OBJECTIVE. Compute the number of lines that include the string "giành", then output that number and nothing else.

Saved entries
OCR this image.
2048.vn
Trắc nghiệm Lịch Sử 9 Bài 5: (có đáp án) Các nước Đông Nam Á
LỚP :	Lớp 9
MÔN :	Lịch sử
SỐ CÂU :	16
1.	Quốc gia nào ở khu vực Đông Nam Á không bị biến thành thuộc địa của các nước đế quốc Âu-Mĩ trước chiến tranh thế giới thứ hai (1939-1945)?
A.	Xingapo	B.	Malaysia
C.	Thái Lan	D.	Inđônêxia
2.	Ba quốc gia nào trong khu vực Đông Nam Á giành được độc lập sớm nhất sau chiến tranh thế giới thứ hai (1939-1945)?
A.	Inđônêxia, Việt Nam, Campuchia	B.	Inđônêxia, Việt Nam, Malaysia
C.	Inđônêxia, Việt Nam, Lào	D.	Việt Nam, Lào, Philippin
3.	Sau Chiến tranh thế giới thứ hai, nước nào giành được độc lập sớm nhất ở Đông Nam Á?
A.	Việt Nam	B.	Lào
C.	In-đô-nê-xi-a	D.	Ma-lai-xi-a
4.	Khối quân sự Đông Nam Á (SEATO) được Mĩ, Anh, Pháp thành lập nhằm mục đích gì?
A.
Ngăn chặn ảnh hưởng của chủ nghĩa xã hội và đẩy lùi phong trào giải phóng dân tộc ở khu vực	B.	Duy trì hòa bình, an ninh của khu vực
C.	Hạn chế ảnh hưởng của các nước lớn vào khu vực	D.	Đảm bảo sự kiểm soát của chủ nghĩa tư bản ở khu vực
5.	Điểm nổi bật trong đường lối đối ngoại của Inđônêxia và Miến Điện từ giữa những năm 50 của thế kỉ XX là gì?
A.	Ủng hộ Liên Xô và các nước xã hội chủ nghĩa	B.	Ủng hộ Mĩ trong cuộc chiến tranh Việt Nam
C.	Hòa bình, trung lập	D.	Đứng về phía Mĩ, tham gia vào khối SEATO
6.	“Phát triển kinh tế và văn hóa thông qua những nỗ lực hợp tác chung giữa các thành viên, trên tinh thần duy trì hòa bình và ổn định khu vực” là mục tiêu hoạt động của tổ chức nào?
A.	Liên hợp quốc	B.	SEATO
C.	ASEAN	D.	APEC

RESULT OF THIS TASK. 2